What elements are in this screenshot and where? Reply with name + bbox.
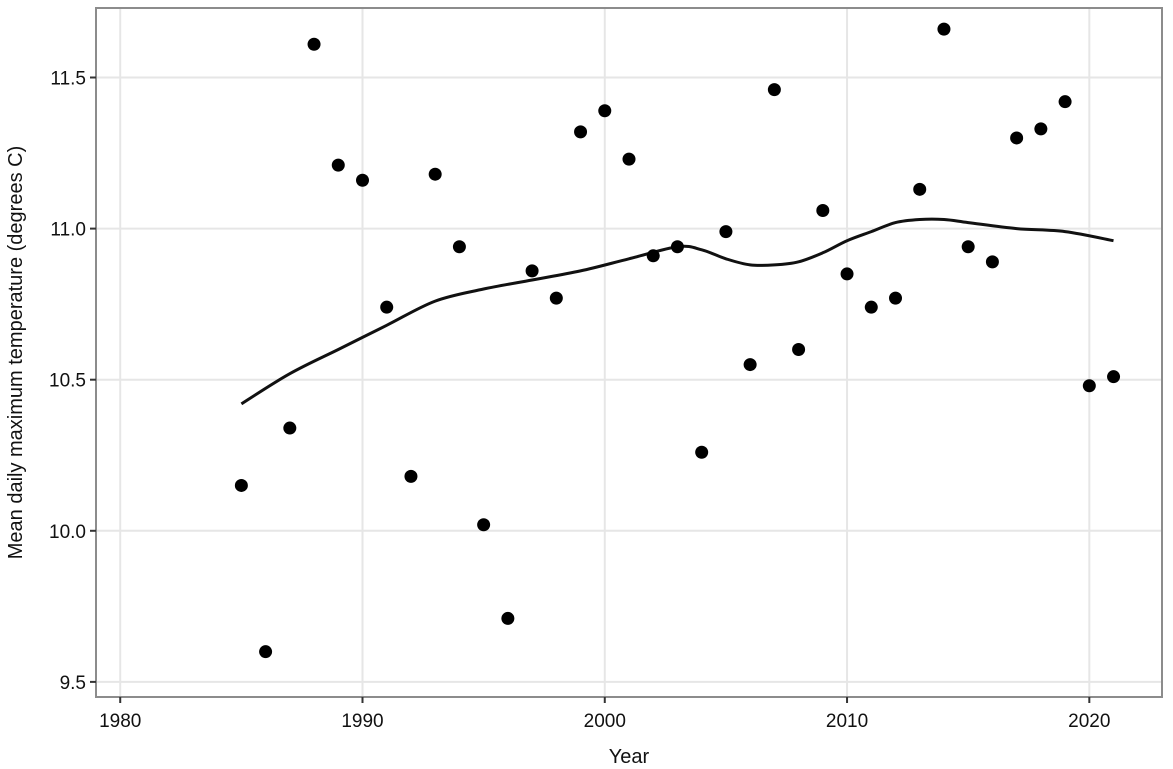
data-point — [501, 611, 515, 625]
data-point — [380, 300, 394, 314]
data-point — [767, 83, 781, 97]
x-tick-label: 2020 — [1068, 711, 1110, 732]
data-point — [864, 300, 878, 314]
data-point — [549, 291, 563, 305]
data-point — [1107, 370, 1121, 384]
data-point — [1034, 122, 1048, 136]
y-tick-label: 11.0 — [50, 220, 86, 241]
data-point — [1058, 95, 1072, 109]
grid-lines — [96, 8, 1162, 697]
x-axis-title: Year — [609, 746, 650, 768]
data-point — [234, 478, 248, 492]
data-point — [356, 173, 369, 187]
data-point — [1082, 379, 1096, 393]
data-point — [937, 22, 951, 36]
x-tick-label: 2010 — [826, 711, 868, 732]
y-tick-label: 11.5 — [50, 69, 86, 90]
data-point — [622, 152, 636, 166]
data-point — [428, 167, 442, 181]
trend-layer — [240, 217, 1114, 406]
y-tick-label: 10.0 — [49, 522, 86, 543]
data-point — [452, 240, 466, 254]
y-axis-title: Mean daily maximum temperature (degrees … — [5, 146, 27, 560]
data-point — [1010, 131, 1024, 145]
data-point — [913, 182, 927, 196]
y-tick-label: 10.5 — [49, 371, 86, 392]
plot-frame — [95, 7, 1163, 698]
data-point — [889, 291, 902, 305]
data-point — [840, 267, 854, 281]
data-point — [743, 358, 757, 372]
trend-line — [240, 217, 1114, 406]
data-point — [525, 264, 539, 278]
axis-ticks: 1980 1990 2000 2010 2020 9.5 10.0 10.5 11.0 11.5 — [49, 69, 1110, 732]
x-tick-label: 2000 — [584, 711, 626, 732]
data-point — [816, 203, 830, 217]
x-tick-label: 1980 — [99, 711, 141, 732]
data-point — [792, 342, 806, 356]
x-tick-label: 1990 — [341, 711, 383, 732]
data-point — [598, 104, 612, 118]
data-point — [695, 445, 709, 459]
data-point — [646, 249, 660, 263]
points-layer — [234, 22, 1121, 659]
data-point — [283, 421, 297, 435]
data-point — [719, 225, 733, 239]
data-point — [404, 469, 418, 483]
data-point — [477, 518, 491, 532]
data-point — [961, 240, 975, 254]
data-point — [985, 255, 999, 269]
data-point — [259, 645, 273, 659]
data-point — [331, 158, 345, 172]
data-point — [307, 37, 321, 51]
data-point — [574, 125, 588, 139]
data-point — [670, 240, 684, 254]
y-tick-label: 9.5 — [60, 673, 86, 694]
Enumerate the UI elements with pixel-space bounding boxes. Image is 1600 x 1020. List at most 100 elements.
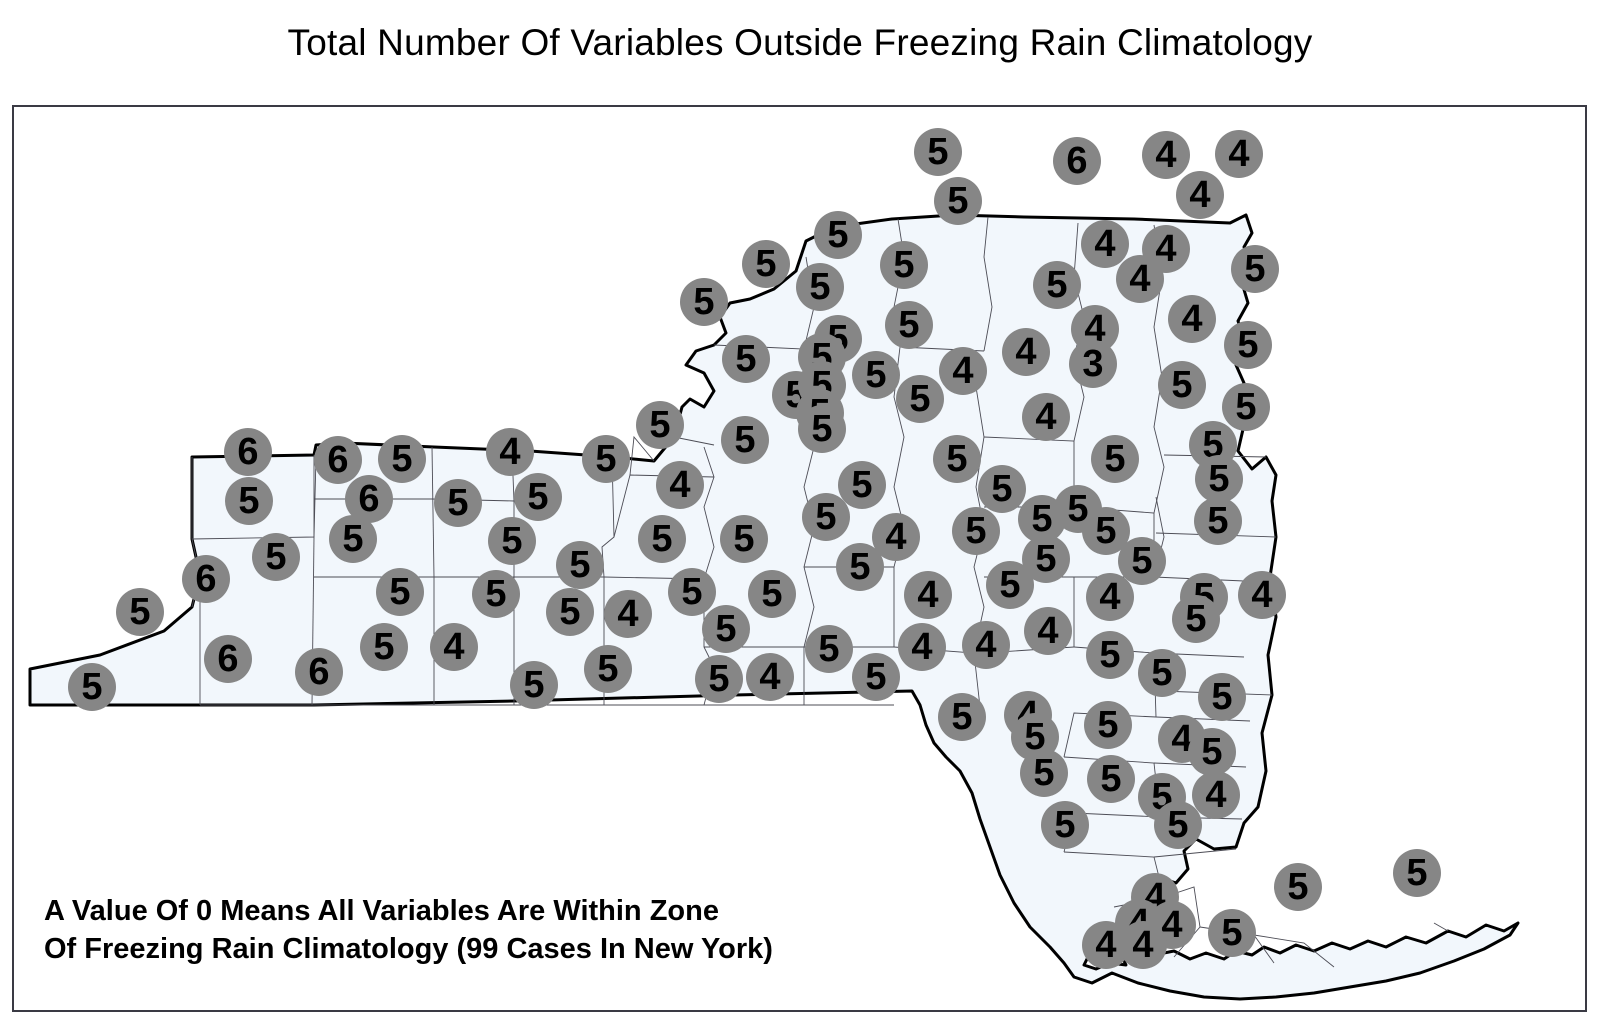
station-marker: 4 — [430, 623, 478, 671]
station-marker: 5 — [668, 568, 716, 616]
station-marker: 6 — [295, 648, 343, 696]
station-marker: 5 — [1274, 863, 1322, 911]
station-marker: 5 — [1231, 245, 1279, 293]
station-marker: 5 — [798, 405, 846, 453]
station-marker: 5 — [1188, 728, 1236, 776]
station-marker: 5 — [1195, 455, 1243, 503]
station-marker: 4 — [962, 621, 1010, 669]
station-marker: 5 — [510, 661, 558, 709]
station-marker: 5 — [838, 461, 886, 509]
station-marker: 4 — [1238, 571, 1286, 619]
station-marker: 6 — [224, 428, 272, 476]
station-marker: 4 — [904, 571, 952, 619]
station-marker: 5 — [636, 401, 684, 449]
station-marker: 5 — [1198, 673, 1246, 721]
station-marker: 5 — [814, 211, 862, 259]
station-marker: 5 — [225, 477, 273, 525]
station-marker: 5 — [721, 416, 769, 464]
station-marker: 5 — [360, 623, 408, 671]
station-marker: 5 — [1222, 383, 1270, 431]
station-marker: 4 — [1081, 220, 1129, 268]
station-marker: 5 — [1020, 749, 1068, 797]
station-marker: 5 — [1087, 755, 1135, 803]
station-marker: 5 — [978, 465, 1026, 513]
station-marker: 5 — [116, 588, 164, 636]
station-marker: 5 — [695, 655, 743, 703]
station-marker: 5 — [836, 543, 884, 591]
station-marker: 5 — [1041, 801, 1089, 849]
station-marker: 5 — [1224, 321, 1272, 369]
station-marker: 4 — [1215, 130, 1263, 178]
station-marker: 5 — [1084, 701, 1132, 749]
station-marker: 6 — [1053, 137, 1101, 185]
station-marker: 4 — [1116, 255, 1164, 303]
station-marker: 4 — [1176, 171, 1224, 219]
station-marker: 5 — [896, 375, 944, 423]
station-marker: 5 — [252, 533, 300, 581]
station-marker: 5 — [748, 570, 796, 618]
station-marker: 4 — [1024, 607, 1072, 655]
station-marker: 4 — [746, 653, 794, 701]
station-marker: 6 — [204, 635, 252, 683]
station-marker: 5 — [720, 515, 768, 563]
station-marker: 5 — [934, 177, 982, 225]
station-marker: 5 — [914, 128, 962, 176]
station-marker: 5 — [1208, 909, 1256, 957]
station-marker: 5 — [1154, 801, 1202, 849]
station-marker: 4 — [898, 623, 946, 671]
station-marker: 5 — [933, 435, 981, 483]
station-marker: 5 — [805, 625, 853, 673]
station-marker: 5 — [1118, 537, 1166, 585]
station-marker: 4 — [1022, 393, 1070, 441]
annotation-note: A Value Of 0 Means All Variables Are Wit… — [44, 893, 1054, 968]
station-marker: 5 — [796, 263, 844, 311]
station-marker: 5 — [885, 301, 933, 349]
station-marker: 4 — [1168, 295, 1216, 343]
map-panel: 5644545445545555454555435545555455556554… — [12, 105, 1587, 1012]
station-marker: 4 — [1192, 771, 1240, 819]
station-marker: 5 — [1086, 631, 1134, 679]
station-marker: 4 — [1086, 573, 1134, 621]
station-marker: 5 — [472, 570, 520, 618]
station-marker: 5 — [376, 568, 424, 616]
station-marker: 3 — [1069, 340, 1117, 388]
station-marker: 5 — [722, 335, 770, 383]
station-marker: 4 — [1002, 328, 1050, 376]
station-marker: 5 — [582, 435, 630, 483]
station-marker: 5 — [680, 278, 728, 326]
station-marker: 5 — [702, 605, 750, 653]
station-marker: 5 — [329, 515, 377, 563]
station-marker: 5 — [938, 693, 986, 741]
station-marker: 5 — [852, 653, 900, 701]
station-marker: 5 — [986, 561, 1034, 609]
station-marker: 5 — [1138, 649, 1186, 697]
annotation-line-1: A Value Of 0 Means All Variables Are Wit… — [44, 895, 719, 927]
station-marker: 5 — [742, 240, 790, 288]
station-marker-layer: 5644545445545555454555435545555455556554… — [14, 107, 1585, 1010]
page-title: Total Number Of Variables Outside Freezi… — [287, 22, 1313, 63]
station-marker: 5 — [1022, 535, 1070, 583]
station-marker: 5 — [638, 515, 686, 563]
annotation-line-2: Of Freezing Rain Climatology (99 Cases I… — [44, 932, 773, 965]
station-marker: 5 — [488, 517, 536, 565]
station-marker: 5 — [802, 493, 850, 541]
station-marker: 4 — [1142, 131, 1190, 179]
station-marker: 5 — [1194, 497, 1242, 545]
station-marker: 5 — [1091, 435, 1139, 483]
station-marker: 5 — [546, 588, 594, 636]
station-marker: 5 — [584, 645, 632, 693]
station-marker: 4 — [656, 461, 704, 509]
station-marker: 6 — [182, 555, 230, 603]
station-marker: 5 — [1172, 595, 1220, 643]
station-marker: 5 — [434, 479, 482, 527]
station-marker: 5 — [852, 351, 900, 399]
station-marker: 5 — [952, 507, 1000, 555]
station-marker: 4 — [486, 428, 534, 476]
station-marker: 4 — [939, 347, 987, 395]
station-marker: 5 — [1158, 361, 1206, 409]
station-marker: 4 — [604, 590, 652, 638]
station-marker: 4 — [1119, 921, 1167, 969]
station-marker: 5 — [556, 541, 604, 589]
station-marker: 5 — [378, 435, 426, 483]
station-marker: 5 — [68, 663, 116, 711]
────────
Can you repeat the lines from the line with "data-point — [501, 611, 515, 625]" to the line with "axis-ticks: 1980 1990", substituting "fit-line" for "trend-line" and leaving everything else unchanged?

> **Answer to the problem**:
data-point — [501, 611, 515, 625]
data-point — [380, 300, 394, 314]
data-point — [767, 83, 781, 97]
x-tick-label: 2020 — [1068, 711, 1110, 732]
data-point — [864, 300, 878, 314]
data-point — [549, 291, 563, 305]
data-point — [1107, 370, 1121, 384]
data-point — [1034, 122, 1048, 136]
y-tick-label: 11.0 — [50, 220, 86, 241]
data-point — [1058, 95, 1072, 109]
grid-lines — [96, 8, 1162, 697]
x-axis-title: Year — [609, 746, 650, 768]
data-point — [234, 478, 248, 492]
data-point — [356, 173, 369, 187]
data-point — [1082, 379, 1096, 393]
data-point — [937, 22, 951, 36]
x-tick-label: 2010 — [826, 711, 868, 732]
y-tick-label: 11.5 — [50, 69, 86, 90]
data-point — [622, 152, 636, 166]
data-point — [428, 167, 442, 181]
trend-layer — [240, 217, 1114, 406]
y-tick-label: 10.0 — [49, 522, 86, 543]
data-point — [452, 240, 466, 254]
y-axis-title: Mean daily maximum temperature (degrees … — [5, 146, 27, 560]
data-point — [1010, 131, 1024, 145]
data-point — [913, 182, 927, 196]
y-tick-label: 10.5 — [49, 371, 86, 392]
plot-frame — [95, 7, 1163, 698]
data-point — [889, 291, 902, 305]
data-point — [840, 267, 854, 281]
data-point — [743, 358, 757, 372]
fit-line — [240, 217, 1114, 406]
data-point — [525, 264, 539, 278]
axis-ticks: 1980 1990 2000 2010 2020 9.5 10.0 10.5 11.0 11.5 — [49, 69, 1110, 732]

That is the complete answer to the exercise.